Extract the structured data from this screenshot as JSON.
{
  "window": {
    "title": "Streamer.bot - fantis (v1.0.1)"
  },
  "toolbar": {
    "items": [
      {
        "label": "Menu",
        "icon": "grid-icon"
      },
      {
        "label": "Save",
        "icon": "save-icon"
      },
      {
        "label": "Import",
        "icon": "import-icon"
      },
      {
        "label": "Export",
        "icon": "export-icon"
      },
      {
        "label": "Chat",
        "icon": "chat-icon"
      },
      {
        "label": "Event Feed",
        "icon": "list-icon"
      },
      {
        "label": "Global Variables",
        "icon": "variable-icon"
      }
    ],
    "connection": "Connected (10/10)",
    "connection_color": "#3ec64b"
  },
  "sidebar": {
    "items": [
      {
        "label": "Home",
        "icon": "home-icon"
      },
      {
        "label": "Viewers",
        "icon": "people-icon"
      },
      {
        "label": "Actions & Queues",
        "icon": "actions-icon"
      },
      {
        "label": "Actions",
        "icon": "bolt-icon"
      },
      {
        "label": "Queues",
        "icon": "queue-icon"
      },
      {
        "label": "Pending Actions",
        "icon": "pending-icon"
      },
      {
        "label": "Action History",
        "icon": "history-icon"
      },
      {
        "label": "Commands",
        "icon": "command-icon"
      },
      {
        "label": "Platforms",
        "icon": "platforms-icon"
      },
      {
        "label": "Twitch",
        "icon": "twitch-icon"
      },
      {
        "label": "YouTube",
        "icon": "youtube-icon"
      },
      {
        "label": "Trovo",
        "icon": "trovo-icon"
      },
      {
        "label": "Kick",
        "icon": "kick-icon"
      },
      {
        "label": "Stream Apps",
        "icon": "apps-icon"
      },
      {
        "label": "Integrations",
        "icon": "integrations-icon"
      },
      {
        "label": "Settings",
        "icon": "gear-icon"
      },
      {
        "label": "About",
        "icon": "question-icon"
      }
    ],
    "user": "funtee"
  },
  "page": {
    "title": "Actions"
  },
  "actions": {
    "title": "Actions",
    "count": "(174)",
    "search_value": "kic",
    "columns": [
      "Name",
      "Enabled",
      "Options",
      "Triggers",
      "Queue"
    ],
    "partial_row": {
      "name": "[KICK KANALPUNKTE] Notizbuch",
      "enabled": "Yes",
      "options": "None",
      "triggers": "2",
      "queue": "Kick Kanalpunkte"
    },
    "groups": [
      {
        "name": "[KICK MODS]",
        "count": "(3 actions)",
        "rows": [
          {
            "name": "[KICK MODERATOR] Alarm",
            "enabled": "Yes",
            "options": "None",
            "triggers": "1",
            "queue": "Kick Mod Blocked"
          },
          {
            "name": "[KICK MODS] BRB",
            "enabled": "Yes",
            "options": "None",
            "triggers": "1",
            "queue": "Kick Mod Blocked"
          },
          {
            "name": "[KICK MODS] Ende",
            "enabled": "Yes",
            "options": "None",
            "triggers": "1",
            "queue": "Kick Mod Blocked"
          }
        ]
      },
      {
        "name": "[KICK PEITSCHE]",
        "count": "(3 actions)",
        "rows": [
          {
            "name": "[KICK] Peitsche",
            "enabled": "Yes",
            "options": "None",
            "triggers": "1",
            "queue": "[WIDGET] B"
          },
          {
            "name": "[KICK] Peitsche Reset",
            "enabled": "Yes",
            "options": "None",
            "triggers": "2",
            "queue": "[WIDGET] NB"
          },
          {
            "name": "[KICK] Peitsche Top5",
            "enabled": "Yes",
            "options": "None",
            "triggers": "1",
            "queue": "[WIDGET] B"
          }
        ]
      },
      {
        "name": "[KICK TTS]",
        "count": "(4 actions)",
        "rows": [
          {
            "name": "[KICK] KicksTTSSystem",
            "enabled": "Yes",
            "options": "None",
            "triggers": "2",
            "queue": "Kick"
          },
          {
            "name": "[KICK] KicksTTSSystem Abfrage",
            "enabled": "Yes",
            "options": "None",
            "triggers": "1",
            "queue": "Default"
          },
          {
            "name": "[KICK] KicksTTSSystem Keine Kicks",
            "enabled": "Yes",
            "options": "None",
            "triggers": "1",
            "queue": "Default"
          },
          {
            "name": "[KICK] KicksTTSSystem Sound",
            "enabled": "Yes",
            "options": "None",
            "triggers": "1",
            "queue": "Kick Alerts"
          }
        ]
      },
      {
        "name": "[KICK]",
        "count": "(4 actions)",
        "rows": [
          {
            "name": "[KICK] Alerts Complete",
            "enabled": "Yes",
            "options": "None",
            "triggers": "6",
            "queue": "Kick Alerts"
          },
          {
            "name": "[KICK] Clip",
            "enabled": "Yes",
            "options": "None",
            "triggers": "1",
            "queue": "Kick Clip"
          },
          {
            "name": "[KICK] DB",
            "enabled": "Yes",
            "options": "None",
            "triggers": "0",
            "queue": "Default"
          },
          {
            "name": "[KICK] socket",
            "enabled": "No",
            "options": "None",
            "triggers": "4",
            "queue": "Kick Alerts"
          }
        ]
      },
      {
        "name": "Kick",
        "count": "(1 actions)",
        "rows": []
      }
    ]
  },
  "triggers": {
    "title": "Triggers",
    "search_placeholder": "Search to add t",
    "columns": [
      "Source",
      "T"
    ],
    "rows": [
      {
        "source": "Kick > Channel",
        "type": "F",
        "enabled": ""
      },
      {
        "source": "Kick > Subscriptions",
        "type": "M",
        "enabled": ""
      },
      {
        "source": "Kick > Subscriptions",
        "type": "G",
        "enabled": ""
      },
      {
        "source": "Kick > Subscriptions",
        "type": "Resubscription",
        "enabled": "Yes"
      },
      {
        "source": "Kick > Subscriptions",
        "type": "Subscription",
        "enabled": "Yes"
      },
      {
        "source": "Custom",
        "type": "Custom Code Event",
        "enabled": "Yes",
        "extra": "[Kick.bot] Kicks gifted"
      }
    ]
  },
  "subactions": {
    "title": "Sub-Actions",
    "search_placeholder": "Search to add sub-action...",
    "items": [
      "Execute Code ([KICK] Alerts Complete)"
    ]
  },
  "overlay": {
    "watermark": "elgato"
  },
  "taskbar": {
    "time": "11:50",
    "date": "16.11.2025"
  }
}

> [Work required]:
Among the lines above, determine how many hold the word "Complete"; report the figure alone.

> [Task solution]:
2